* [What the task requires]
Word for word, transcribe every line from the one holding "OCR this image." through the end of the records, but not the pictures.

* [Material for the task]
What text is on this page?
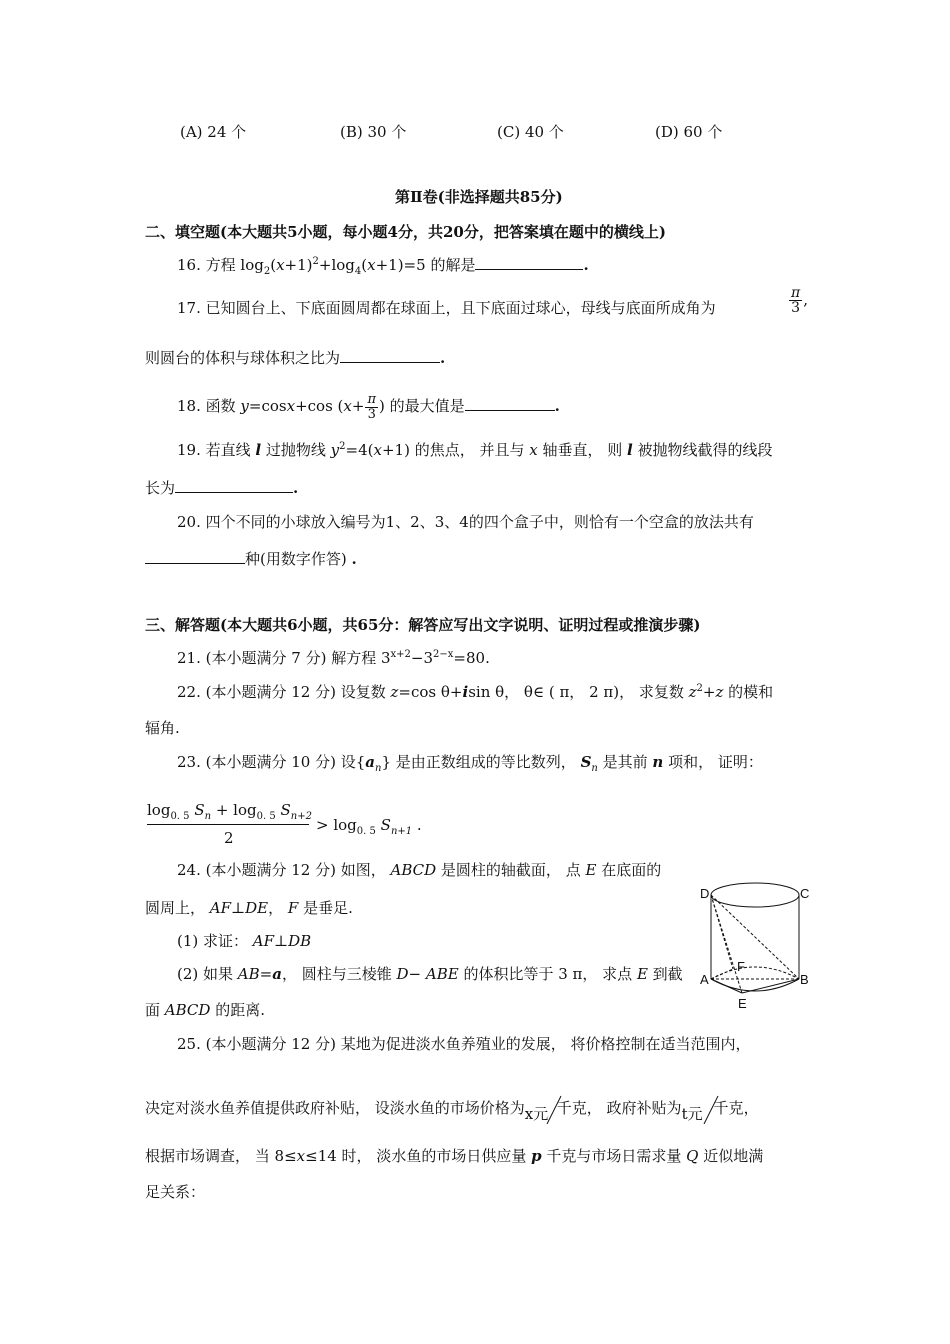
(A) 24 个	(B) 30 个	(C) 40 个	(D) 60 个
第Ⅱ卷(非选择题共85分)
二、填空题(本大题共5小题，每小题4分，共20分，把答案填在题中的横线上)
16. 方程 $\log_2(x+1)^2+\log_4(x+1)=5$ 的解是	.
17. 已知圆台上、下底面圆周都在球面上，且下底面过球心，母线与底面所成角为	$\frac{\pi}{3}$ ,
则圆台的体积与球体积之比为	.
18. 函数 y=cosx+cos ($x+ \frac{\pi}{3}$ ) 的最大值是	.
19. 若直线 l 过抛物线 $y^2=4(x+1)$ 的焦点， 并且与 x 轴垂直， 则 l 被抛物线截得的线段
长为	.
20. 四个不同的小球放入编号为1、2、3、4的四个盒子中，则恰有一个空盒的放法共有
种(用数字作答) .
三、解答题(本大题共6小题，共65分：解答应写出文字说明、证明过程或推演步骤)
21. (本小题满分 7 分) 解方程 $3^{x+2}-3^{2-x}=80$.
22. (本小题满分 12 分) 设复数 z=cos θ+isin θ， θ∈ ( π， 2 π)， 求复数 $z^2+z$ 的模和
辐角.
23. (本小题满分 10 分) 设$\{a_n\}$ 是由正数组成的等比数列， $S_n$ 是其前 n 项和， 证明：
$\log_{0. 5} S_n + \log_{0. 5} S_{n+2}$
2
> $\log_{0. 5} S_{n+1}$ .
24. (本小题满分 12 分) 如图， ABCD 是圆柱的轴截面， 点 E 在底面的
圆周上， AF⊥DE， F 是垂足.
(1) 求证： AF⊥DB
(2) 如果 AB=a， 圆柱与三棱锥 D− ABE 的体积比等于 3 π， 求点 E 到截
面 ABCD 的距离.
D	C
A	B
E
F
25. (本小题满分 12 分) 某地为促进淡水鱼养殖业的发展， 将价格控制在适当范围内，
决定对淡水鱼养值提供政府补贴， 设淡水鱼的市场价格为 x元 千克 ， 政府补贴为 t元 千克 ，
根据市场调查， 当 8≤x≤14 时， 淡水鱼的市场日供应量 p 千克与市场日需求量 Q 近似地满
足关系：
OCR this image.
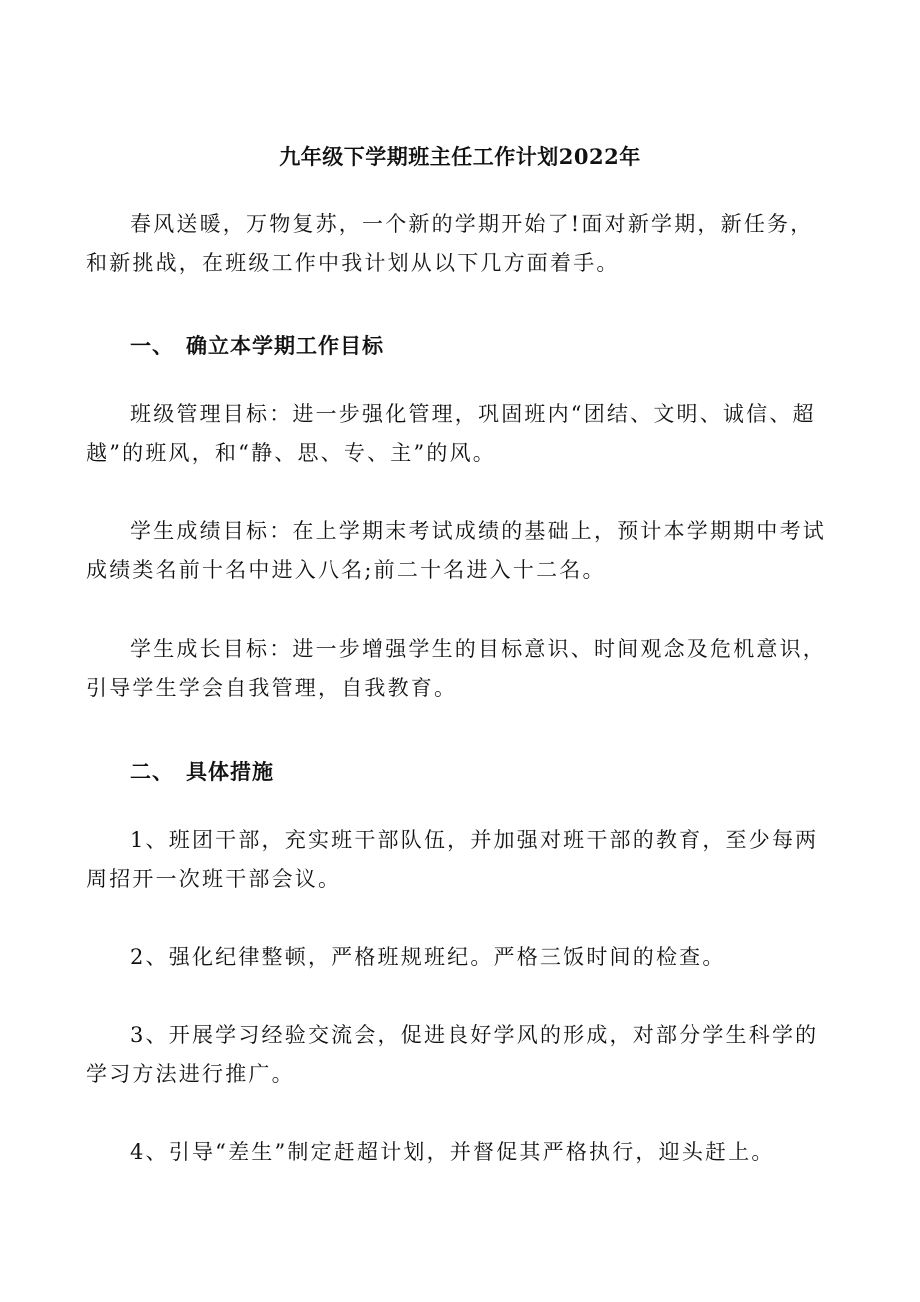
九年级下学期班主任工作计划2022年

春风送暖，万物复苏，一个新的学期开始了!面对新学期，新任务，和新挑战，在班级工作中我计划从以下几方面着手。

一、 确立本学期工作目标

班级管理目标：进一步强化管理，巩固班内“团结、文明、诚信、超越”的班风，和“静、思、专、主”的风。

学生成绩目标：在上学期末考试成绩的基础上，预计本学期期中考试成绩类名前十名中进入八名;前二十名进入十二名。

学生成长目标：进一步增强学生的目标意识、时间观念及危机意识，引导学生学会自我管理，自我教育。

二、 具体措施

1、班团干部，充实班干部队伍，并加强对班干部的教育，至少每两周招开一次班干部会议。

2、强化纪律整顿，严格班规班纪。严格三饭时间的检查。

3、开展学习经验交流会，促进良好学风的形成，对部分学生科学的学习方法进行推广。

4、引导“差生”制定赶超计划，并督促其严格执行，迎头赶上。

* [Complete output]
OCR this image.
九年级下学期班主任工作计划2022年

春风送暖，万物复苏，一个新的学期开始了!面对新学期，新任务，和新挑战，在班级工作中我计划从以下几方面着手。

一、 确立本学期工作目标

班级管理目标：进一步强化管理，巩固班内“团结、文明、诚信、超越”的班风，和“静、思、专、主”的风。

学生成绩目标：在上学期末考试成绩的基础上，预计本学期期中考试成绩类名前十名中进入八名;前二十名进入十二名。

学生成长目标：进一步增强学生的目标意识、时间观念及危机意识，引导学生学会自我管理，自我教育。

二、 具体措施

1、班团干部，充实班干部队伍，并加强对班干部的教育，至少每两周招开一次班干部会议。

2、强化纪律整顿，严格班规班纪。严格三饭时间的检查。

3、开展学习经验交流会，促进良好学风的形成，对部分学生科学的学习方法进行推广。

4、引导“差生”制定赶超计划，并督促其严格执行，迎头赶上。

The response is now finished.